Start Items
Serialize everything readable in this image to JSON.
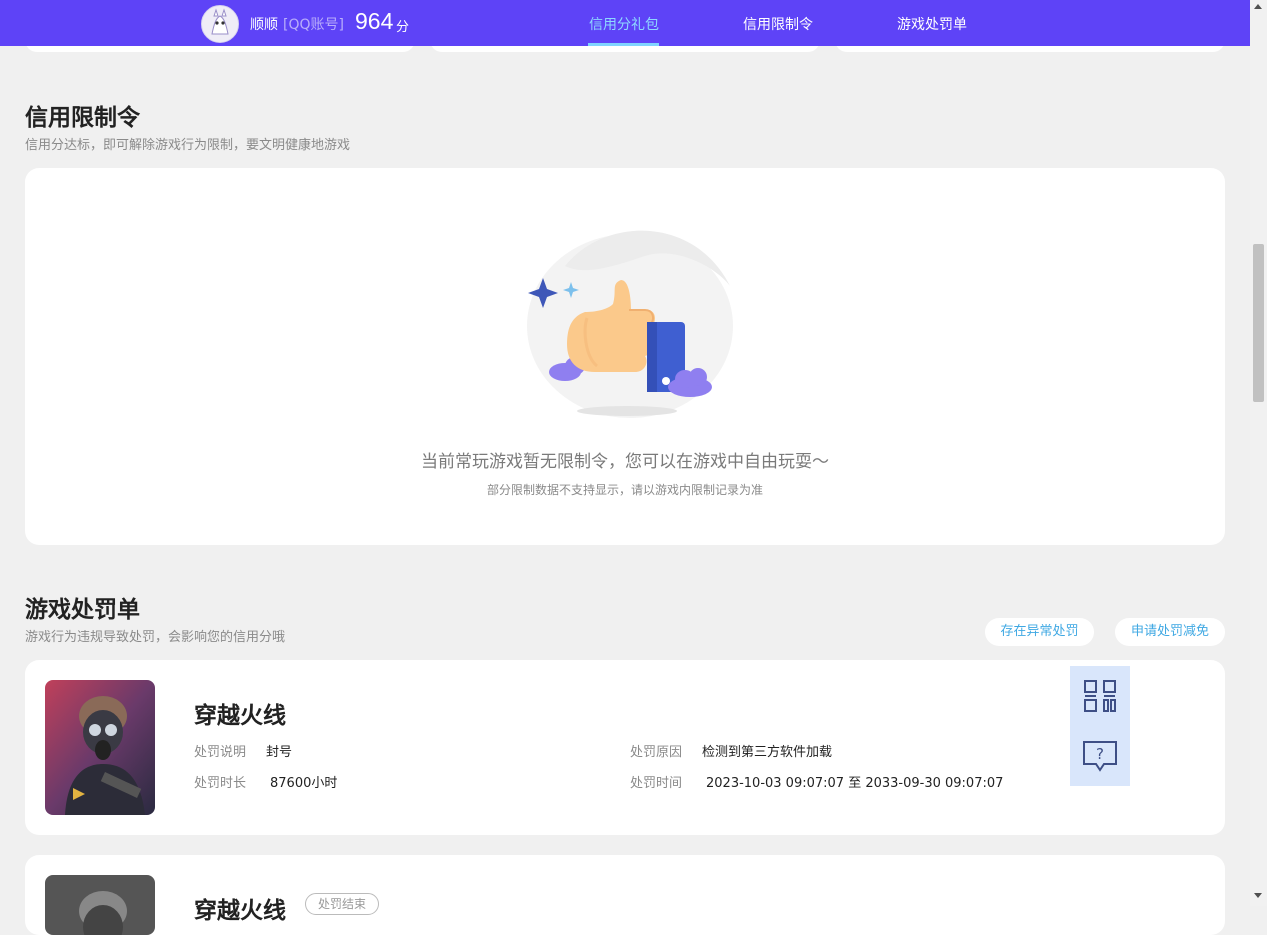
{
  "header": {
    "user_name": "顺顺",
    "account_type": "[QQ账号]",
    "score": "964",
    "score_unit": "分",
    "tabs": [
      {
        "label": "信用分礼包",
        "active": true
      },
      {
        "label": "信用限制令",
        "active": false
      },
      {
        "label": "游戏处罚单",
        "active": false
      }
    ]
  },
  "restriction": {
    "title": "信用限制令",
    "subtitle": "信用分达标，即可解除游戏行为限制，要文明健康地游戏",
    "empty_message": "当前常玩游戏暂无限制令，您可以在游戏中自由玩耍～",
    "empty_note": "部分限制数据不支持显示，请以游戏内限制记录为准"
  },
  "penalty": {
    "title": "游戏处罚单",
    "subtitle": "游戏行为违规导致处罚，会影响您的信用分哦",
    "abnormal_button": "存在异常处罚",
    "appeal_button": "申请处罚减免",
    "records": [
      {
        "game": "穿越火线",
        "desc_label": "处罚说明",
        "desc_value": "封号",
        "duration_label": "处罚时长",
        "duration_value": "87600小时",
        "reason_label": "处罚原因",
        "reason_value": "检测到第三方软件加载",
        "time_label": "处罚时间",
        "time_value": "2023-10-03 09:07:07 至 2033-09-30 09:07:07"
      },
      {
        "game": "穿越火线",
        "status": "处罚结束"
      }
    ]
  },
  "colors": {
    "header_bg": "#5e43f7",
    "active_tab": "#8ed8ff",
    "link_blue": "#3fa8e3",
    "float_btn_bg": "#d9e6fb"
  },
  "icons": [
    "qrcode-icon",
    "help-chat-icon",
    "thumbs-up-illustration"
  ]
}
End Items
__Brief__
All the records above need to be given again word for word. Skip the pictures.

__Task result__
Serialize everything readable in this image to JSON.
{
  "header": {
    "user_name": "顺顺",
    "account_type": "[QQ账号]",
    "score": "964",
    "score_unit": "分",
    "tabs": [
      {
        "label": "信用分礼包",
        "active": true
      },
      {
        "label": "信用限制令",
        "active": false
      },
      {
        "label": "游戏处罚单",
        "active": false
      }
    ]
  },
  "restriction": {
    "title": "信用限制令",
    "subtitle": "信用分达标，即可解除游戏行为限制，要文明健康地游戏",
    "empty_message": "当前常玩游戏暂无限制令，您可以在游戏中自由玩耍～",
    "empty_note": "部分限制数据不支持显示，请以游戏内限制记录为准"
  },
  "penalty": {
    "title": "游戏处罚单",
    "subtitle": "游戏行为违规导致处罚，会影响您的信用分哦",
    "abnormal_button": "存在异常处罚",
    "appeal_button": "申请处罚减免",
    "records": [
      {
        "game": "穿越火线",
        "desc_label": "处罚说明",
        "desc_value": "封号",
        "duration_label": "处罚时长",
        "duration_value": "87600小时",
        "reason_label": "处罚原因",
        "reason_value": "检测到第三方软件加载",
        "time_label": "处罚时间",
        "time_value": "2023-10-03 09:07:07 至 2033-09-30 09:07:07"
      },
      {
        "game": "穿越火线",
        "status": "处罚结束"
      }
    ]
  },
  "colors": {
    "header_bg": "#5e43f7",
    "active_tab": "#8ed8ff",
    "link_blue": "#3fa8e3",
    "float_btn_bg": "#d9e6fb"
  },
  "icons": [
    "qrcode-icon",
    "help-chat-icon",
    "thumbs-up-illustration"
  ]
}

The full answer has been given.